┏━━

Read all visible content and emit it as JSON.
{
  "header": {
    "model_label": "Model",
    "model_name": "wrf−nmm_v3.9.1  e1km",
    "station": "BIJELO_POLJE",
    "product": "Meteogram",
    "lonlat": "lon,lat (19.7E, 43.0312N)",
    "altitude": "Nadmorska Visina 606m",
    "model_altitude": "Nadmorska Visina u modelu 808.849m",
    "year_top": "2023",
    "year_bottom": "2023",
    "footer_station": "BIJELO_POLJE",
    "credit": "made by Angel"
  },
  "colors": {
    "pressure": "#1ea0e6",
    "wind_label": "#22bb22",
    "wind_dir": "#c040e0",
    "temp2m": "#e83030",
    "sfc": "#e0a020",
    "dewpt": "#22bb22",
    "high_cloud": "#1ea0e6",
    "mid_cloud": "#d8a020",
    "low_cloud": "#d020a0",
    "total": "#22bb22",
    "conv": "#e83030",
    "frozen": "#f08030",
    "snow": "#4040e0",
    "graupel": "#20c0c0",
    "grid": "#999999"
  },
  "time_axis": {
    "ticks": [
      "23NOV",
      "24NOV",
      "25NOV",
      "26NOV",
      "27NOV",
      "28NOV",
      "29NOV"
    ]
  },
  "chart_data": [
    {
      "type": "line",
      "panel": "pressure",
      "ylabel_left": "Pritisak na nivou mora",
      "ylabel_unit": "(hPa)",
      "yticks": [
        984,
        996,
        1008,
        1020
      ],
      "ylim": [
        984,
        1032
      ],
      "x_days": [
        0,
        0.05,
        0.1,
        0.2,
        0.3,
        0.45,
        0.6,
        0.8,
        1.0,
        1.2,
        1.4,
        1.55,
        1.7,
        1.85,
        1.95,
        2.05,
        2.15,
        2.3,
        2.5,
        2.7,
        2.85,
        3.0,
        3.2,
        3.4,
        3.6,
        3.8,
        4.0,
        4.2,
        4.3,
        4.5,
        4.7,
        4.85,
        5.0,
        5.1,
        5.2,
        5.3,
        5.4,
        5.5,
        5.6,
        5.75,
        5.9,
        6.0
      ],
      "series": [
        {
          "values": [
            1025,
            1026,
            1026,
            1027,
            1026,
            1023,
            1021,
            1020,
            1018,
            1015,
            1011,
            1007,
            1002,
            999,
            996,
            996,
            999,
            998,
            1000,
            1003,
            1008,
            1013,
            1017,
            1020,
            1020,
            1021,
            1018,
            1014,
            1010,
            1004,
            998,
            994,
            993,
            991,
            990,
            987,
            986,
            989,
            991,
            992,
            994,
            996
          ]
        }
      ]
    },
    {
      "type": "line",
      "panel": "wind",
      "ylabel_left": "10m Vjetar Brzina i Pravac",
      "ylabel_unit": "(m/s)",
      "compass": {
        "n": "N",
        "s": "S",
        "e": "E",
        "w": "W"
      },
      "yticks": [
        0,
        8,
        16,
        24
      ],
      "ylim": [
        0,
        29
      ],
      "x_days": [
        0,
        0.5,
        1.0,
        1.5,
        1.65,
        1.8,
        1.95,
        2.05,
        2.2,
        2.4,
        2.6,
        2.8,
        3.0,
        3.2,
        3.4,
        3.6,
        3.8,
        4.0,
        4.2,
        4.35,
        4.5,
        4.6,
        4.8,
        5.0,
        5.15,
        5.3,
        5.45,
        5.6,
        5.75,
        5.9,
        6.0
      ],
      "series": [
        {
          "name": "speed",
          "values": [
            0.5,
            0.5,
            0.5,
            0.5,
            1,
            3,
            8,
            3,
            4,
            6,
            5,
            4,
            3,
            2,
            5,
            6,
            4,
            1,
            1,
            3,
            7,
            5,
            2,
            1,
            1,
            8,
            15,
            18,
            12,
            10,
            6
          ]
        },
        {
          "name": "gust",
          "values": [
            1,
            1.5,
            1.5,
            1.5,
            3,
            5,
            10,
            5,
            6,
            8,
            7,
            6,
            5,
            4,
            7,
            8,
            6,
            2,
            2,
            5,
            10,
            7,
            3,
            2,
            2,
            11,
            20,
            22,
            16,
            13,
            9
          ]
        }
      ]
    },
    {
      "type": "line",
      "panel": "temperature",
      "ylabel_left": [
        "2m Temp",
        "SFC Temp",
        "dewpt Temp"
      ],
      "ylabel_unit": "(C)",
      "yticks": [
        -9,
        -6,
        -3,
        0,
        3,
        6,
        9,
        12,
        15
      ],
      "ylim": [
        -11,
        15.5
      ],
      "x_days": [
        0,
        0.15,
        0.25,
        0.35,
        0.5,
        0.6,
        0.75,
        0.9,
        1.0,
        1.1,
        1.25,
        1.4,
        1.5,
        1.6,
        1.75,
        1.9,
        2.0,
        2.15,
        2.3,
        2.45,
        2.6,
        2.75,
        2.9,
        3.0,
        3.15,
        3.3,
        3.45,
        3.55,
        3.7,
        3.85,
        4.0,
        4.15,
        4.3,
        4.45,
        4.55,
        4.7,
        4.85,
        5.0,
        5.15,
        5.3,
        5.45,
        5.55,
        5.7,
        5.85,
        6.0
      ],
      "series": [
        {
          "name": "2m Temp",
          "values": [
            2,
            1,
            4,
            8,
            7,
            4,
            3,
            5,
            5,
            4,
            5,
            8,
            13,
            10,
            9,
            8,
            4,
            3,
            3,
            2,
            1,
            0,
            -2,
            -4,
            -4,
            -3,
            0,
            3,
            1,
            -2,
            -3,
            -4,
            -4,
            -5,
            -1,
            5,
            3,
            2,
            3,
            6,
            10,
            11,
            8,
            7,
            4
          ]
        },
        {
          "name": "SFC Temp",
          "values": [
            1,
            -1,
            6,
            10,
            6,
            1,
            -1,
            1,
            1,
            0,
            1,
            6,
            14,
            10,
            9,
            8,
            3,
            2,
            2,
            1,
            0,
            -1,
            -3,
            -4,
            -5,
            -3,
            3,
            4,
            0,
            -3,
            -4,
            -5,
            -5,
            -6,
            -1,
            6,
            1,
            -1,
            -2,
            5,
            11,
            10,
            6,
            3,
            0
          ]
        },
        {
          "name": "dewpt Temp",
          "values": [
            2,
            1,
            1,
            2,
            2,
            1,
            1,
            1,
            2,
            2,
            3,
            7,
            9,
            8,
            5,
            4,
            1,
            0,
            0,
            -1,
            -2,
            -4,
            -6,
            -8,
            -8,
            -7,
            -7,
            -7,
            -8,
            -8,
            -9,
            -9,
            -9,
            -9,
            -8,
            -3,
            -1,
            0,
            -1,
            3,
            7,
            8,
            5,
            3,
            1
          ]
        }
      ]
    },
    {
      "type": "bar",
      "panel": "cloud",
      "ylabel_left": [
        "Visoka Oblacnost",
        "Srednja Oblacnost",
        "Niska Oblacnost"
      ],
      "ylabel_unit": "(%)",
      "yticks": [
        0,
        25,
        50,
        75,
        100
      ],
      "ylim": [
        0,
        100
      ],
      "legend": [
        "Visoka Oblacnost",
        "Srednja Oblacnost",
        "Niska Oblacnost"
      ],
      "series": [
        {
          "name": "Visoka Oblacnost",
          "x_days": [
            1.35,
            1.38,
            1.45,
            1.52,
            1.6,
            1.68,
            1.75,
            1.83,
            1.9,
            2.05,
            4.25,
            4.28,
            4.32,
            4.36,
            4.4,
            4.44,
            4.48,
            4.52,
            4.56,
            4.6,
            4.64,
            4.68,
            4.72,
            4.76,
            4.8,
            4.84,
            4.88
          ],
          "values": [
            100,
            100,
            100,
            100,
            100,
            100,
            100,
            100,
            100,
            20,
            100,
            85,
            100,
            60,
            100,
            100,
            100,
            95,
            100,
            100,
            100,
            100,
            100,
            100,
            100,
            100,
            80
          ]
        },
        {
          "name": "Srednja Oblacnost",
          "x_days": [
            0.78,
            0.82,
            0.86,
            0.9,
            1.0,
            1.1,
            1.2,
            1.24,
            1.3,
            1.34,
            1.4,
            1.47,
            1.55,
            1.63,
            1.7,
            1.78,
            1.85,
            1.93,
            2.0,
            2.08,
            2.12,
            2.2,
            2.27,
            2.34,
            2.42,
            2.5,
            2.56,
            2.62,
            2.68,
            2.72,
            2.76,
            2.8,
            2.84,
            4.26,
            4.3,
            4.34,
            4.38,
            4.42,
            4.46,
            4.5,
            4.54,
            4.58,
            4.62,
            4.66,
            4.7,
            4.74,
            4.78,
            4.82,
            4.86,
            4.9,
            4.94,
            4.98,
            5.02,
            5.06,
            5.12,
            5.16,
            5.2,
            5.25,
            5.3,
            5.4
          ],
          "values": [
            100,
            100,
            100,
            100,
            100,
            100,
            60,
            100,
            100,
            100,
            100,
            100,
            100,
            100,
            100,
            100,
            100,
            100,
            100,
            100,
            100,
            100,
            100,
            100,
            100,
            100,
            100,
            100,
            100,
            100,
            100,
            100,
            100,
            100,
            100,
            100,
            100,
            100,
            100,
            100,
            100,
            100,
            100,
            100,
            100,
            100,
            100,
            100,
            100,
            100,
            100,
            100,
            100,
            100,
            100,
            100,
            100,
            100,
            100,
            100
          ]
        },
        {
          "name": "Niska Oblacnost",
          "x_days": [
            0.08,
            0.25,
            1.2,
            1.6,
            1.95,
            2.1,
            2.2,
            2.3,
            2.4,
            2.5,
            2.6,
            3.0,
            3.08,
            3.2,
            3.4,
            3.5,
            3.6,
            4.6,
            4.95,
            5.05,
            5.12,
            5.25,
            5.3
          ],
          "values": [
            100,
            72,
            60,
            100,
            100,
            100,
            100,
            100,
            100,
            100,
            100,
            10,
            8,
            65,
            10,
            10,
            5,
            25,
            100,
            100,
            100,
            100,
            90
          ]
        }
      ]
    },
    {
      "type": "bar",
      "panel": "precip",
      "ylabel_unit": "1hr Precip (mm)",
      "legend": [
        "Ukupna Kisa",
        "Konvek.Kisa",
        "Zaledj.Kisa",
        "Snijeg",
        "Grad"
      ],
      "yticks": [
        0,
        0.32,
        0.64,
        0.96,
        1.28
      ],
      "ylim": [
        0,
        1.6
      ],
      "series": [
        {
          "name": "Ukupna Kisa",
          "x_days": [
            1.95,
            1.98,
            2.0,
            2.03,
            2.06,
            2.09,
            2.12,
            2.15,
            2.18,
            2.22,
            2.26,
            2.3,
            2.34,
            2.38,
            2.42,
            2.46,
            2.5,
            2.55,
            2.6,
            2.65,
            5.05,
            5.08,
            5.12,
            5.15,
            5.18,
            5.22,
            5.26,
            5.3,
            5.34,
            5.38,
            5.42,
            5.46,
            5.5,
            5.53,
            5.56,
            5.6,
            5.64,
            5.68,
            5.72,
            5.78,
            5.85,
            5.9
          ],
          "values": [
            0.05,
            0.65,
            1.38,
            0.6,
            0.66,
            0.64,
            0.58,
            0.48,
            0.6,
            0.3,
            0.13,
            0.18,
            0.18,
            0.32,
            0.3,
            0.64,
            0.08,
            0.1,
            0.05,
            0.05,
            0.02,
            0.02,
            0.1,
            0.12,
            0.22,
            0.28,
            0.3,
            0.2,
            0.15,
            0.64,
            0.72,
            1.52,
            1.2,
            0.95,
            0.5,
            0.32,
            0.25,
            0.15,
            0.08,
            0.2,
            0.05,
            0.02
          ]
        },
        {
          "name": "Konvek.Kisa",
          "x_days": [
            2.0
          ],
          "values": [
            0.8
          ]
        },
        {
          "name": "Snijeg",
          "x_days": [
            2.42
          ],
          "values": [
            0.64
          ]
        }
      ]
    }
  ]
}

┗━━

How many of the listing's lines contain "Nadmorska"? Respond with a single number and nothing else.

Finished task: 2